Aim: Copy the data below exactly.

Start of Working data

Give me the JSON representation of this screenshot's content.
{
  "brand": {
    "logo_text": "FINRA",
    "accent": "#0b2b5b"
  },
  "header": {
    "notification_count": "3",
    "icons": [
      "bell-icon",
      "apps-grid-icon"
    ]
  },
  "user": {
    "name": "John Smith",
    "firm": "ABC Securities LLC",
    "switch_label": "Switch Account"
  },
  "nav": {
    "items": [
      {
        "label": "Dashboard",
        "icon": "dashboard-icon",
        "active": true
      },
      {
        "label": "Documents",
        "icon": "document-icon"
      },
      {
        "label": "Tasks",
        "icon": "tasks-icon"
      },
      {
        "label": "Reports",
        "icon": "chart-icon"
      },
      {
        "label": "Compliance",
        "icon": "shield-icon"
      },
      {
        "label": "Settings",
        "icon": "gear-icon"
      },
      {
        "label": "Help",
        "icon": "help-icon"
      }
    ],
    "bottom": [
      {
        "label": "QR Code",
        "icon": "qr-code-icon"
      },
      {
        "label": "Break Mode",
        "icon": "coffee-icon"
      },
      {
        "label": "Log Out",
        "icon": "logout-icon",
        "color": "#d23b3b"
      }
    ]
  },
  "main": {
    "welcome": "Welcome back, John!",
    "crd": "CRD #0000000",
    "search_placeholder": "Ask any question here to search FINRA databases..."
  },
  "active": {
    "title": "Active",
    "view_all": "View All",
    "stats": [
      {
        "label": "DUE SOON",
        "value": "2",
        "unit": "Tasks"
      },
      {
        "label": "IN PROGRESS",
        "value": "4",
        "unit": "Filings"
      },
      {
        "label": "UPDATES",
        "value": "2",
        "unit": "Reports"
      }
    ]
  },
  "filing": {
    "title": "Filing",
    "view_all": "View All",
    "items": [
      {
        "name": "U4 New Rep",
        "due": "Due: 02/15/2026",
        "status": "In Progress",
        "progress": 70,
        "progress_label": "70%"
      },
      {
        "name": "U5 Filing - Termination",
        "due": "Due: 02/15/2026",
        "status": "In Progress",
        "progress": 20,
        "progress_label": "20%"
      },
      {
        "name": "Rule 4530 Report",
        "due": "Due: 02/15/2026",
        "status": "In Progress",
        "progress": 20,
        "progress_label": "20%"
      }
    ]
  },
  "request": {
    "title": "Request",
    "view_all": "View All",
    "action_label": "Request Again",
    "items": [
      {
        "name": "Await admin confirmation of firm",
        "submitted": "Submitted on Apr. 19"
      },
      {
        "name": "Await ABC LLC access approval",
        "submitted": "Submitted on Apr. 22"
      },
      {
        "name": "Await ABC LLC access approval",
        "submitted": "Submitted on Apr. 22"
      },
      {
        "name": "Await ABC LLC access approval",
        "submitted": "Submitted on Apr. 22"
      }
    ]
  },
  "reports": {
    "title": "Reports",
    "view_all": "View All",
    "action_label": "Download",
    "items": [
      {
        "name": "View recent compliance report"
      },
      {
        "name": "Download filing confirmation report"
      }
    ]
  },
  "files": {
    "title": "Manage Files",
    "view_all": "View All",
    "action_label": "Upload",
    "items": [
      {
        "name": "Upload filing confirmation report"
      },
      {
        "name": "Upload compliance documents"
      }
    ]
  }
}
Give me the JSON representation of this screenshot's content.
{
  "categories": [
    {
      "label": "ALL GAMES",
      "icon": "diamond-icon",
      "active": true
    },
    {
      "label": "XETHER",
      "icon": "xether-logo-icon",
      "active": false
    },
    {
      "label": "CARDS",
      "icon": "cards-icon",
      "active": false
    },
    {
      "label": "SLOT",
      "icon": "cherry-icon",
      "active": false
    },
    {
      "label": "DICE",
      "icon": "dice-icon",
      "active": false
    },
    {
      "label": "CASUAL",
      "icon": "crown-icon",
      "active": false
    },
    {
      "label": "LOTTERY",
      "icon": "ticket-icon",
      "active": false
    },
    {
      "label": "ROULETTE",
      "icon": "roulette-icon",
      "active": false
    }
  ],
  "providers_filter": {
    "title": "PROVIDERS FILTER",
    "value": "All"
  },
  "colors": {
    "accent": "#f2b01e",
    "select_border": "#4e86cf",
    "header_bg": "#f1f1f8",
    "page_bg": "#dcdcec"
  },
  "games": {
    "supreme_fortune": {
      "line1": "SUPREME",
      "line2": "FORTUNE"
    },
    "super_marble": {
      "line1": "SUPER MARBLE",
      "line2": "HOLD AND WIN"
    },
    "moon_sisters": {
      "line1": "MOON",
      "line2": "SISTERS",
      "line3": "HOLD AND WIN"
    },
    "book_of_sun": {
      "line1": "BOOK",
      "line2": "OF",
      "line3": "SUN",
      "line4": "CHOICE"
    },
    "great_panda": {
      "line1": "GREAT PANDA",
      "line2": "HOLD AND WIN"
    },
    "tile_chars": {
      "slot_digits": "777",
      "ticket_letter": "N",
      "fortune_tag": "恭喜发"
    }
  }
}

End of Working data

Solution for this task:
Give me the JSON representation of this screenshot's content.
{
  "brand": {
    "logo_text": "FINRA",
    "accent": "#0b2b5b"
  },
  "header": {
    "notification_count": "3",
    "icons": [
      "bell-icon",
      "apps-grid-icon"
    ]
  },
  "user": {
    "name": "John Smith",
    "firm": "ABC Securities LLC",
    "switch_label": "Switch Account"
  },
  "nav": {
    "items": [
      {
        "label": "Dashboard",
        "icon": "dashboard-icon",
        "active": true
      },
      {
        "label": "Documents",
        "icon": "document-icon"
      },
      {
        "label": "Tasks",
        "icon": "tasks-icon"
      },
      {
        "label": "Reports",
        "icon": "chart-icon"
      },
      {
        "label": "Compliance",
        "icon": "shield-icon"
      },
      {
        "label": "Settings",
        "icon": "gear-icon"
      },
      {
        "label": "Help",
        "icon": "help-icon"
      }
    ],
    "bottom": [
      {
        "label": "QR Code",
        "icon": "qr-code-icon"
      },
      {
        "label": "Break Mode",
        "icon": "coffee-icon"
      },
      {
        "label": "Log Out",
        "icon": "logout-icon",
        "color": "#d23b3b"
      }
    ]
  },
  "main": {
    "welcome": "Welcome back, John!",
    "crd": "CRD #0000000",
    "search_placeholder": "Ask any question here to search FINRA databases..."
  },
  "active": {
    "title": "Active",
    "view_all": "View All",
    "stats": [
      {
        "label": "DUE SOON",
        "value": "2",
        "unit": "Tasks"
      },
      {
        "label": "IN PROGRESS",
        "value": "4",
        "unit": "Filings"
      },
      {
        "label": "UPDATES",
        "value": "2",
        "unit": "Reports"
      }
    ]
  },
  "filing": {
    "title": "Filing",
    "view_all": "View All",
    "items": [
      {
        "name": "U4 New Rep",
        "due": "Due: 02/15/2026",
        "status": "In Progress",
        "progress": 70,
        "progress_label": "70%"
      },
      {
        "name": "U5 Filing - Termination",
        "due": "Due: 02/15/2026",
        "status": "In Progress",
        "progress": 20,
        "progress_label": "20%"
      },
      {
        "name": "Rule 4530 Report",
        "due": "Due: 02/15/2026",
        "status": "In Progress",
        "progress": 20,
        "progress_label": "20%"
      }
    ]
  },
  "request": {
    "title": "Request",
    "view_all": "View All",
    "action_label": "Request Again",
    "items": [
      {
        "name": "Await admin confirmation of firm",
        "submitted": "Submitted on Apr. 19"
      },
      {
        "name": "Await ABC LLC access approval",
        "submitted": "Submitted on Apr. 22"
      },
      {
        "name": "Await ABC LLC access approval",
        "submitted": "Submitted on Apr. 22"
      },
      {
        "name": "Await ABC LLC access approval",
        "submitted": "Submitted on Apr. 22"
      }
    ]
  },
  "reports": {
    "title": "Reports",
    "view_all": "View All",
    "action_label": "Download",
    "items": [
      {
        "name": "View recent compliance report"
      },
      {
        "name": "Download filing confirmation report"
      }
    ]
  },
  "files": {
    "title": "Manage Files",
    "view_all": "View All",
    "action_label": "Upload",
    "items": [
      {
        "name": "Upload filing confirmation report"
      },
      {
        "name": "Upload compliance documents"
      }
    ]
  }
}
Give me the JSON representation of this screenshot's content.
{
  "categories": [
    {
      "label": "ALL GAMES",
      "icon": "diamond-icon",
      "active": true
    },
    {
      "label": "XETHER",
      "icon": "xether-logo-icon",
      "active": false
    },
    {
      "label": "CARDS",
      "icon": "cards-icon",
      "active": false
    },
    {
      "label": "SLOT",
      "icon": "cherry-icon",
      "active": false
    },
    {
      "label": "DICE",
      "icon": "dice-icon",
      "active": false
    },
    {
      "label": "CASUAL",
      "icon": "crown-icon",
      "active": false
    },
    {
      "label": "LOTTERY",
      "icon": "ticket-icon",
      "active": false
    },
    {
      "label": "ROULETTE",
      "icon": "roulette-icon",
      "active": false
    }
  ],
  "providers_filter": {
    "title": "PROVIDERS FILTER",
    "value": "All"
  },
  "colors": {
    "accent": "#f2b01e",
    "select_border": "#4e86cf",
    "header_bg": "#f1f1f8",
    "page_bg": "#dcdcec"
  },
  "games": {
    "supreme_fortune": {
      "line1": "SUPREME",
      "line2": "FORTUNE"
    },
    "super_marble": {
      "line1": "SUPER MARBLE",
      "line2": "HOLD AND WIN"
    },
    "moon_sisters": {
      "line1": "MOON",
      "line2": "SISTERS",
      "line3": "HOLD AND WIN"
    },
    "book_of_sun": {
      "line1": "BOOK",
      "line2": "OF",
      "line3": "SUN",
      "line4": "CHOICE"
    },
    "great_panda": {
      "line1": "GREAT PANDA",
      "line2": "HOLD AND WIN"
    },
    "tile_chars": {
      "slot_digits": "777",
      "ticket_letter": "N",
      "fortune_tag": "恭喜发"
    }
  }
}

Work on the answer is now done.